Structured figure records:
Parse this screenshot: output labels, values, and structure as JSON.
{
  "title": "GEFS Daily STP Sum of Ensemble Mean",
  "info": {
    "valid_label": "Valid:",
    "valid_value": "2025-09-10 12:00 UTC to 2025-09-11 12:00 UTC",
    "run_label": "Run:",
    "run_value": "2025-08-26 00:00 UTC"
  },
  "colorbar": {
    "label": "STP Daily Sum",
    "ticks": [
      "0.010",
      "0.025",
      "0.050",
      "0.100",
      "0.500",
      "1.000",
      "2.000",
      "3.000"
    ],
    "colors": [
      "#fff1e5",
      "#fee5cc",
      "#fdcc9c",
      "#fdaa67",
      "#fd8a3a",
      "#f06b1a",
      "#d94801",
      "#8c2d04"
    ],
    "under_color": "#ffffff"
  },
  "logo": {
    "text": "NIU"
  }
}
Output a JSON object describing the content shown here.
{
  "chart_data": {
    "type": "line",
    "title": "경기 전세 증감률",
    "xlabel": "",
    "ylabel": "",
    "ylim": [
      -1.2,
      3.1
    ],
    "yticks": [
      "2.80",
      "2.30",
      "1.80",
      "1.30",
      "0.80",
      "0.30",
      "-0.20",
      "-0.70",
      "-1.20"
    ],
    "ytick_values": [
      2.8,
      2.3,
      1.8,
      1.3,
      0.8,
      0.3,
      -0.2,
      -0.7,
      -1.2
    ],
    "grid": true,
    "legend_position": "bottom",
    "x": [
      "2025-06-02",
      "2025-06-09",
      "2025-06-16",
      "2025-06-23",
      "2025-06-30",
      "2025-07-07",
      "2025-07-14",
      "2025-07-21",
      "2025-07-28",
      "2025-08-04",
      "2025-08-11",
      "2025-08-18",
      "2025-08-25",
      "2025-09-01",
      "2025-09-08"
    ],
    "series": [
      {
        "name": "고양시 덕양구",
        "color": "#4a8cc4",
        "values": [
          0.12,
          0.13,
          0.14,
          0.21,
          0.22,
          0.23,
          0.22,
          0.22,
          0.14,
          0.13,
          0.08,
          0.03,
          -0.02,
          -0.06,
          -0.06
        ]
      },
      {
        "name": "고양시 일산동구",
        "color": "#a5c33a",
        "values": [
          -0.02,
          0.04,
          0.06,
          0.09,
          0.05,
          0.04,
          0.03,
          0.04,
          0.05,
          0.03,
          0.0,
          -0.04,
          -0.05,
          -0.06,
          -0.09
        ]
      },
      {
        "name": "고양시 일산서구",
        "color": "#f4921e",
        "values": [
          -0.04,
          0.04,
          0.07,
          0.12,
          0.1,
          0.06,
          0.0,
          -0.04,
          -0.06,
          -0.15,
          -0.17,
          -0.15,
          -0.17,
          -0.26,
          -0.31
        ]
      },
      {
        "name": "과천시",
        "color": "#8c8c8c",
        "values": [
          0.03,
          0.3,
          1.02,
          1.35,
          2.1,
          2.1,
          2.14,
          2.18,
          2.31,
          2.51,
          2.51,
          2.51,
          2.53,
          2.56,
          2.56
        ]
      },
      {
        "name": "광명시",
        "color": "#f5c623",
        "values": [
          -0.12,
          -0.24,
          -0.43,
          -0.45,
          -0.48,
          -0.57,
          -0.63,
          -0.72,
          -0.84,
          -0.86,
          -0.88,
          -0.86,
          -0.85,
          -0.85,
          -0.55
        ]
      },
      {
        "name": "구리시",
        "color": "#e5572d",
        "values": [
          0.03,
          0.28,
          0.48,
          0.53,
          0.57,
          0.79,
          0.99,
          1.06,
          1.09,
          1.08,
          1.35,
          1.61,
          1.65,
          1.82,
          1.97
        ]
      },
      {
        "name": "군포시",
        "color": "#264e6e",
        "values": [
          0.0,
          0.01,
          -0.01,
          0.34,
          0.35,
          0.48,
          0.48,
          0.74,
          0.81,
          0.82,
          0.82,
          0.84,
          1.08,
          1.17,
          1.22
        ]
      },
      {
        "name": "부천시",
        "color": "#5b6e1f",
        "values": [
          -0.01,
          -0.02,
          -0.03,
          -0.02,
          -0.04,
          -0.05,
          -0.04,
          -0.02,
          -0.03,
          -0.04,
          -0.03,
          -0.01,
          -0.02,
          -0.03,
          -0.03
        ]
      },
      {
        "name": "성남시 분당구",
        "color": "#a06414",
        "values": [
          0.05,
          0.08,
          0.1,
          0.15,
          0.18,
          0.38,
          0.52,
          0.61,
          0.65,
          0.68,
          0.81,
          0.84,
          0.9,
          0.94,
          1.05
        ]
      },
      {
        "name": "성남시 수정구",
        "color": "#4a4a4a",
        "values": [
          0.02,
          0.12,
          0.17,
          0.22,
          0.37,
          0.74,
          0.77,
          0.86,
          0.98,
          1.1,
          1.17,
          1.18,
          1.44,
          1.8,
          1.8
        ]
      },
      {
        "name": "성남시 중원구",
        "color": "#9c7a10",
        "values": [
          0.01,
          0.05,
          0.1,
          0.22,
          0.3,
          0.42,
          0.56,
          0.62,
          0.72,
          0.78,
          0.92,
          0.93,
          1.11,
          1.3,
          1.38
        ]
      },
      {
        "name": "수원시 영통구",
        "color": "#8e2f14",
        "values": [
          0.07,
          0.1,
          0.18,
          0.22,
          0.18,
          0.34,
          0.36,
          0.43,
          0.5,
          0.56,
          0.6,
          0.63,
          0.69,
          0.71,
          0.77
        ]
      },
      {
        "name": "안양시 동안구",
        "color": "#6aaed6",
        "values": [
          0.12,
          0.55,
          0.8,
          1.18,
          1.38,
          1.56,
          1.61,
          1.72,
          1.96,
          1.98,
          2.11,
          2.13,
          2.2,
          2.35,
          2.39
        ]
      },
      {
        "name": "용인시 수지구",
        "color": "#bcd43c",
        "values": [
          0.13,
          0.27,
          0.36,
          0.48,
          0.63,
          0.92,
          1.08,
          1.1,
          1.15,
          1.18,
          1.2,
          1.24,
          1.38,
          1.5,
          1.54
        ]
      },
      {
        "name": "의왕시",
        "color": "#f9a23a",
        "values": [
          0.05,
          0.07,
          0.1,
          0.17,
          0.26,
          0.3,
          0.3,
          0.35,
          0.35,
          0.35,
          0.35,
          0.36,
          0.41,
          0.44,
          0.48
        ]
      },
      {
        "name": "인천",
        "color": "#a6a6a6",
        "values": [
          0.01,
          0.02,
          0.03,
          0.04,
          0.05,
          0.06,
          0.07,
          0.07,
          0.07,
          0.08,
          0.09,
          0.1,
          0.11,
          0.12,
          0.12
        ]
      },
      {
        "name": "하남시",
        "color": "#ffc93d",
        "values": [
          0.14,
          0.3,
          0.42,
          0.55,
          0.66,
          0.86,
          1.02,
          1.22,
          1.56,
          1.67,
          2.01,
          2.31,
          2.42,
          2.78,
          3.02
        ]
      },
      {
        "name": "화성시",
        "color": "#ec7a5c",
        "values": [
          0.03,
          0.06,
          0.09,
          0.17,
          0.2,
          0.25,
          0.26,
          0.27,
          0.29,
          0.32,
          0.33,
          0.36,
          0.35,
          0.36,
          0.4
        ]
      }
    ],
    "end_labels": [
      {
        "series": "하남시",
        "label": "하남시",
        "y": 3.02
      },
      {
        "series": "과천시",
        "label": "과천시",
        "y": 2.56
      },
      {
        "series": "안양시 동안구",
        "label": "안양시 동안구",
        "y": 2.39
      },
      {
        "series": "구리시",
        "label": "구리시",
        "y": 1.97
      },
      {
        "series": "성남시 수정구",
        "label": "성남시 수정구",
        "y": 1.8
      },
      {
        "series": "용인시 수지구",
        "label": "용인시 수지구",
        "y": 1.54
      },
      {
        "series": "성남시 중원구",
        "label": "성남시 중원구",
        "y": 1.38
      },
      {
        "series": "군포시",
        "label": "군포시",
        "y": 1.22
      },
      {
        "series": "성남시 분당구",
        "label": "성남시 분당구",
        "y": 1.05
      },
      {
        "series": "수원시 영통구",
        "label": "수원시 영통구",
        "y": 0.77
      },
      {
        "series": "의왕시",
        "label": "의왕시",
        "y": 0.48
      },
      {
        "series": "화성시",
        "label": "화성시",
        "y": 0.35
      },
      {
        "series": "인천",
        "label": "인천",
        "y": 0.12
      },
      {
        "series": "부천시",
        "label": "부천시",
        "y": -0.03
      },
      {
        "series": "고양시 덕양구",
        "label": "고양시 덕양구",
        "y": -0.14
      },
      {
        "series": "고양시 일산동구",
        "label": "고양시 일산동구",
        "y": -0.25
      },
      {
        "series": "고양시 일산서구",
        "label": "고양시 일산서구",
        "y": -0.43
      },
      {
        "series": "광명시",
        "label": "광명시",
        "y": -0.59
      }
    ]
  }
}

# TASK INSTRUCTIONS:
Copy out every line that includes the word "일산서구".

# SOLUTION FOR THIS EXERCISE:
        "name": "고양시 일산서구",
        "series": "고양시 일산서구",
        "label": "고양시 일산서구",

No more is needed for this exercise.